• [What is needed]
Every line of the listing must be reproduced as it stands. Leave the images behind.

• [Input data]
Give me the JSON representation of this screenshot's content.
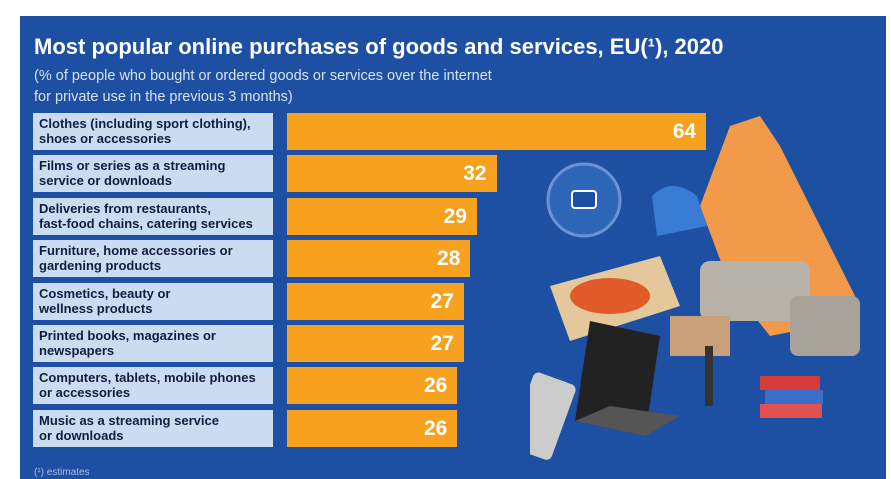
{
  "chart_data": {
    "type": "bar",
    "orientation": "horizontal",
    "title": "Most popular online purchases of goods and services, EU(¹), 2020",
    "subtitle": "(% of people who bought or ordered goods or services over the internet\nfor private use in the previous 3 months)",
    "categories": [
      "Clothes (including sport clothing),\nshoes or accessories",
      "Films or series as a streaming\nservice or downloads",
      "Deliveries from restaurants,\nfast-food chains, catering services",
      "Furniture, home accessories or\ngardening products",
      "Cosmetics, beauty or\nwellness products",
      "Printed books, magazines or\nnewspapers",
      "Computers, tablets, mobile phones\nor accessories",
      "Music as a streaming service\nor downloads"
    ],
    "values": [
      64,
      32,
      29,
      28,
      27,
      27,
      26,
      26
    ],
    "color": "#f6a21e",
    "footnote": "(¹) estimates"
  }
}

• [Written solution]
Give me the JSON representation of this screenshot's content.
{
  "chart_data": {
    "type": "bar",
    "orientation": "horizontal",
    "title": "Most popular online purchases of goods and services, EU(¹), 2020",
    "subtitle": "(% of people who bought or ordered goods or services over the internet\nfor private use in the previous 3 months)",
    "categories": [
      "Clothes (including sport clothing),\nshoes or accessories",
      "Films or series as a streaming\nservice or downloads",
      "Deliveries from restaurants,\nfast-food chains, catering services",
      "Furniture, home accessories or\ngardening products",
      "Cosmetics, beauty or\nwellness products",
      "Printed books, magazines or\nnewspapers",
      "Computers, tablets, mobile phones\nor accessories",
      "Music as a streaming service\nor downloads"
    ],
    "values": [
      64,
      32,
      29,
      28,
      27,
      27,
      26,
      26
    ],
    "color": "#f6a21e",
    "footnote": "(¹) estimates"
  }
}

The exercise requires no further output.